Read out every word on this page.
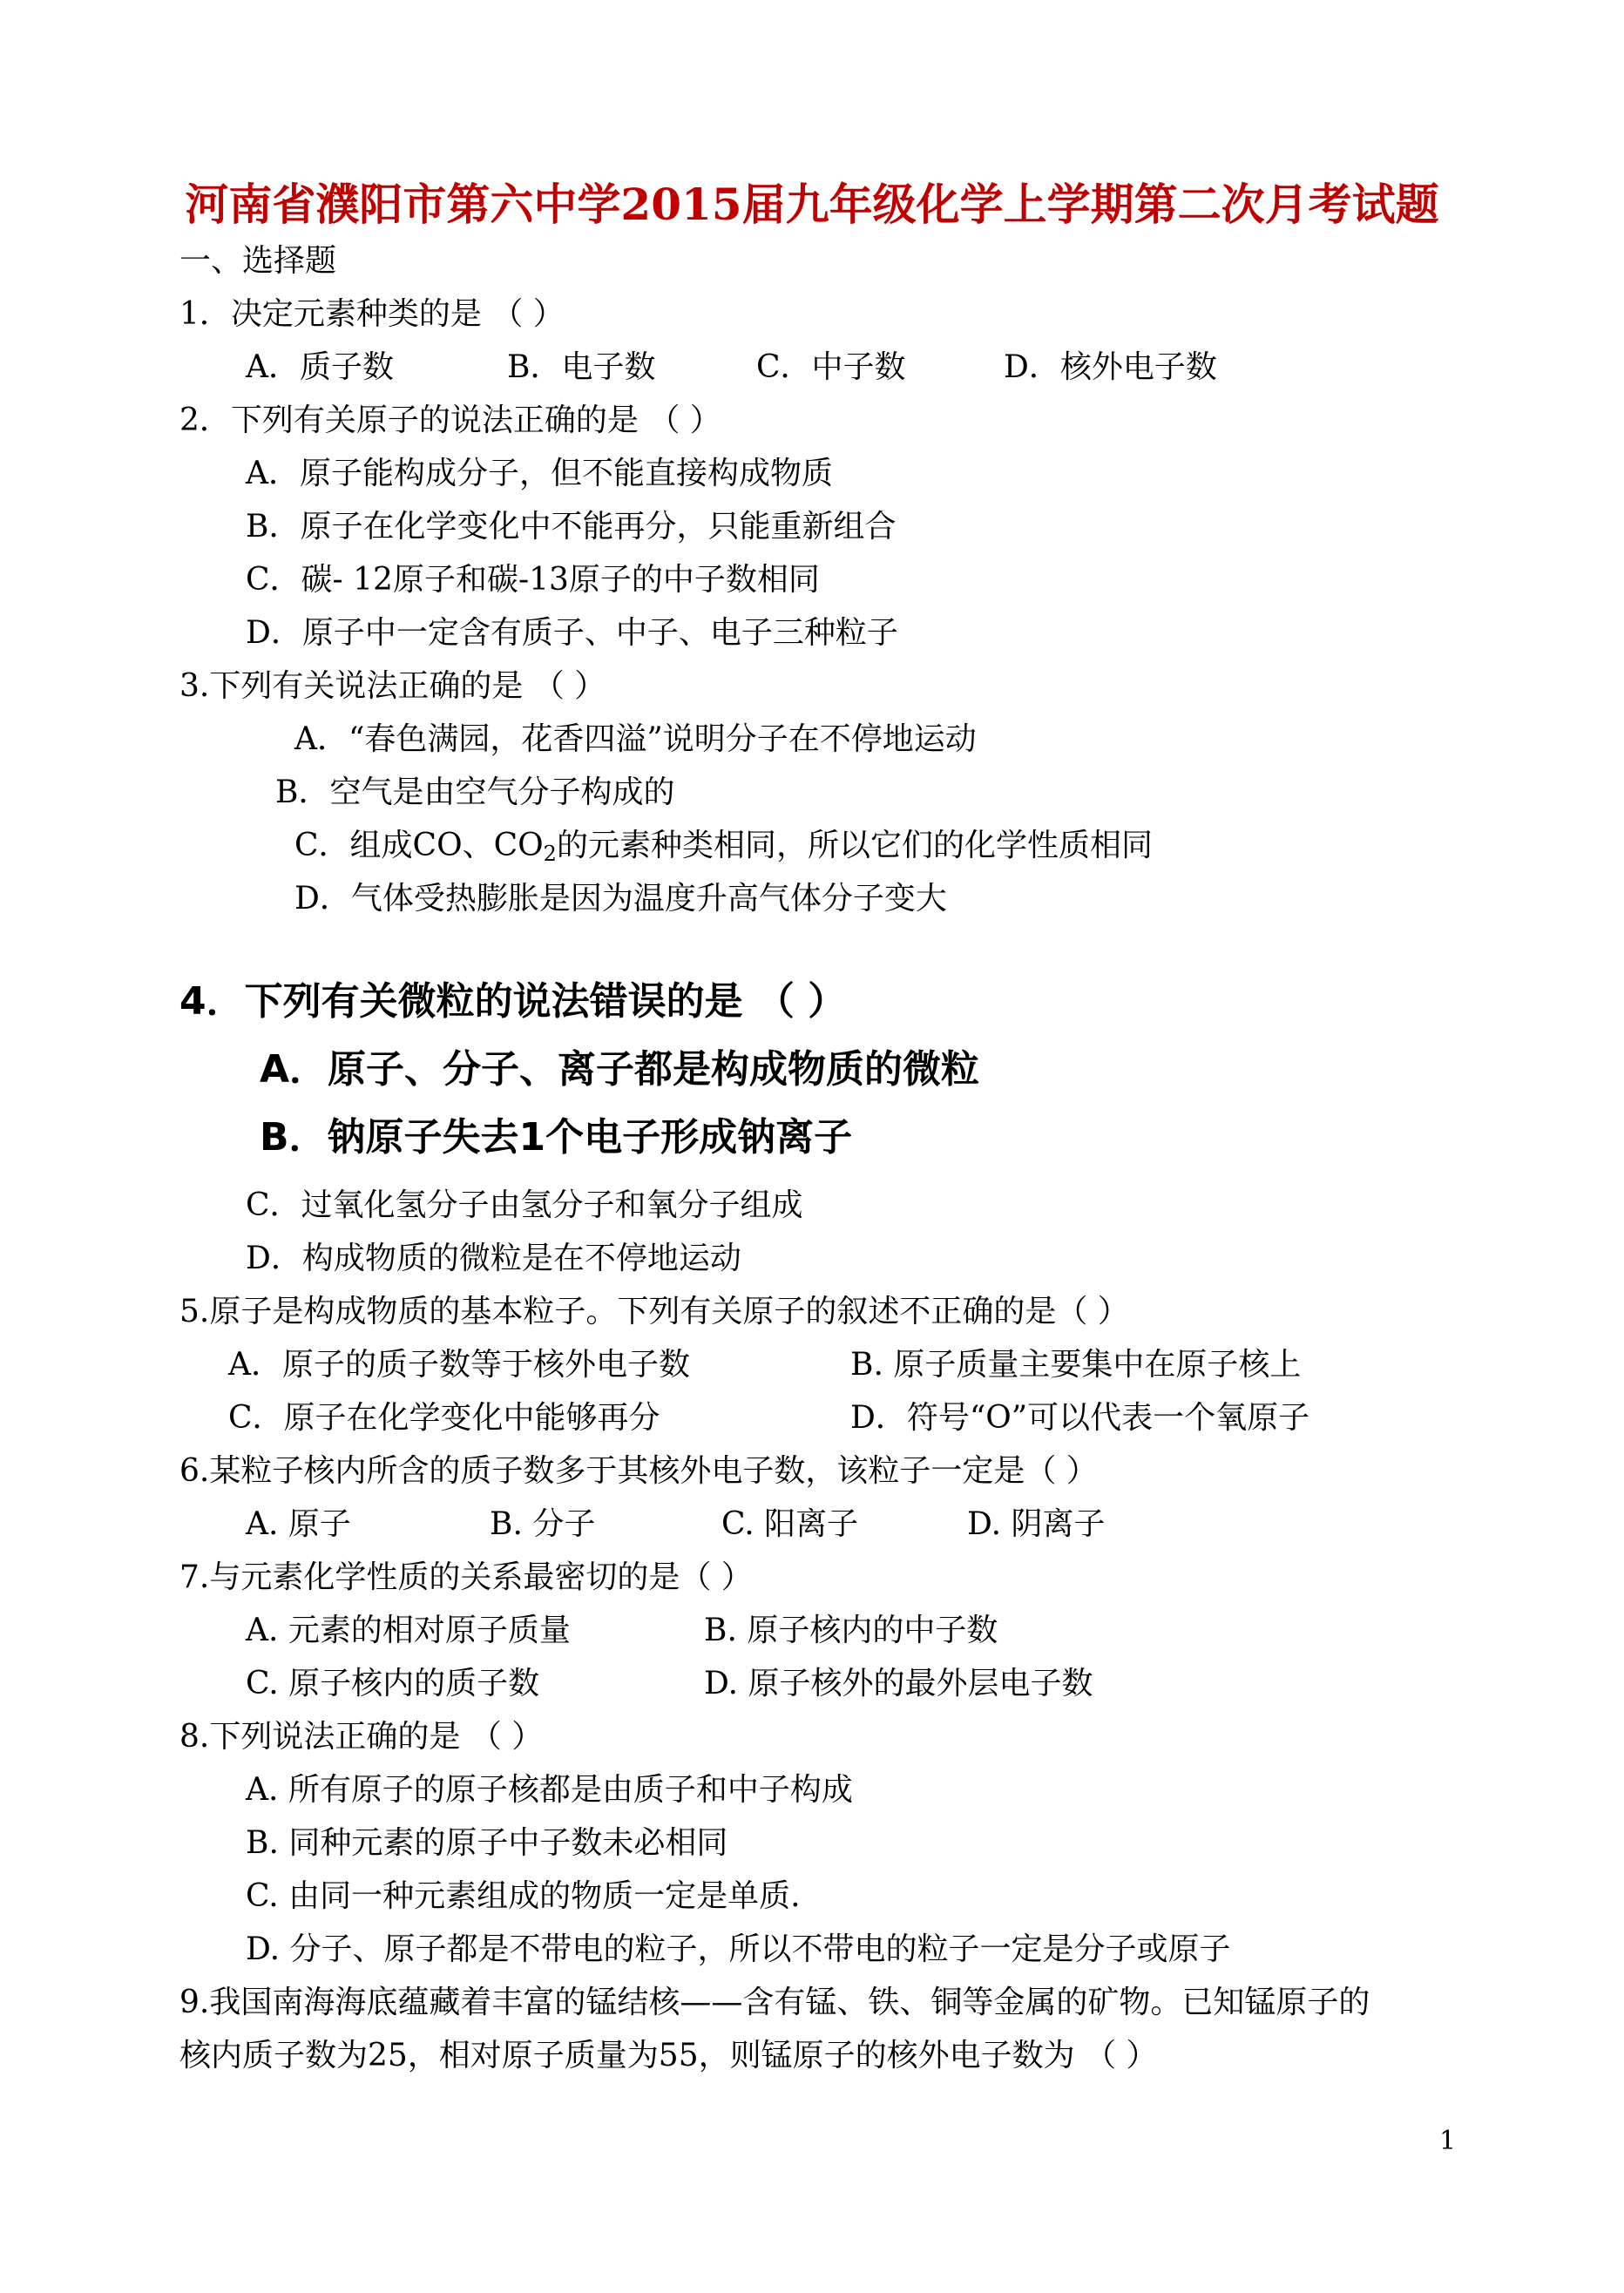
河南省濮阳市第六中学2015届九年级化学上学期第二次月考试题
一、选择题
1．决定元素种类的是 （ ）
A．质子数	B．电子数	C．中子数	D．核外电子数
2．下列有关原子的说法正确的是 （ ）
A．原子能构成分子，但不能直接构成物质
B．原子在化学变化中不能再分，只能重新组合
C．碳- 12原子和碳-13原子的中子数相同
D．原子中一定含有质子、中子、电子三种粒子
3.下列有关说法正确的是 （ ）
A．“春色满园，花香四溢”说明分子在不停地运动
B．空气是由空气分子构成的
C．组成CO、$CO_2$的元素种类相同，所以它们的化学性质相同
D．气体受热膨胀是因为温度升高气体分子变大
4．下列有关微粒的说法错误的是 （ ）
A．原子、分子、离子都是构成物质的微粒
B．钠原子失去1个电子形成钠离子
C．过氧化氢分子由氢分子和氧分子组成
D．构成物质的微粒是在不停地运动
5.原子是构成物质的基本粒子。下列有关原子的叙述不正确的是（ ）
A．原子的质子数等于核外电子数	B. 原子质量主要集中在原子核上
C．原子在化学变化中能够再分	D．符号“O”可以代表一个氧原子
6.某粒子核内所含的质子数多于其核外电子数，该粒子一定是（ ）
A. 原子	B. 分子	C. 阳离子	D. 阴离子
7.与元素化学性质的关系最密切的是（ ）
A. 元素的相对原子质量	B. 原子核内的中子数
C. 原子核内的质子数	D. 原子核外的最外层电子数
8.下列说法正确的是 （ ）
A. 所有原子的原子核都是由质子和中子构成
B. 同种元素的原子中子数未必相同
C. 由同一种元素组成的物质一定是单质.
D. 分子、原子都是不带电的粒子，所以不带电的粒子一定是分子或原子
9.我国南海海底蕴藏着丰富的锰结核——含有锰、铁、铜等金属的矿物。已知锰原子的
核内质子数为25，相对原子质量为55，则锰原子的核外电子数为 （ ）
1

==*==

Exercise.
Your task is an exact transcription of all the data, minus the pictures.

Solution to this task.
Read out every word on this page.
河南省濮阳市第六中学2015届九年级化学上学期第二次月考试题
一、选择题
1．决定元素种类的是 （ ）
A．质子数	B．电子数	C．中子数	D．核外电子数
2．下列有关原子的说法正确的是 （ ）
A．原子能构成分子，但不能直接构成物质
B．原子在化学变化中不能再分，只能重新组合
C．碳- 12原子和碳-13原子的中子数相同
D．原子中一定含有质子、中子、电子三种粒子
3.下列有关说法正确的是 （ ）
A．“春色满园，花香四溢”说明分子在不停地运动
B．空气是由空气分子构成的
C．组成CO、$CO_2$的元素种类相同，所以它们的化学性质相同
D．气体受热膨胀是因为温度升高气体分子变大
4．下列有关微粒的说法错误的是 （ ）
A．原子、分子、离子都是构成物质的微粒
B．钠原子失去1个电子形成钠离子
C．过氧化氢分子由氢分子和氧分子组成
D．构成物质的微粒是在不停地运动
5.原子是构成物质的基本粒子。下列有关原子的叙述不正确的是（ ）
A．原子的质子数等于核外电子数	B. 原子质量主要集中在原子核上
C．原子在化学变化中能够再分	D．符号“O”可以代表一个氧原子
6.某粒子核内所含的质子数多于其核外电子数，该粒子一定是（ ）
A. 原子	B. 分子	C. 阳离子	D. 阴离子
7.与元素化学性质的关系最密切的是（ ）
A. 元素的相对原子质量	B. 原子核内的中子数
C. 原子核内的质子数	D. 原子核外的最外层电子数
8.下列说法正确的是 （ ）
A. 所有原子的原子核都是由质子和中子构成
B. 同种元素的原子中子数未必相同
C. 由同一种元素组成的物质一定是单质.
D. 分子、原子都是不带电的粒子，所以不带电的粒子一定是分子或原子
9.我国南海海底蕴藏着丰富的锰结核——含有锰、铁、铜等金属的矿物。已知锰原子的
核内质子数为25，相对原子质量为55，则锰原子的核外电子数为 （ ）
1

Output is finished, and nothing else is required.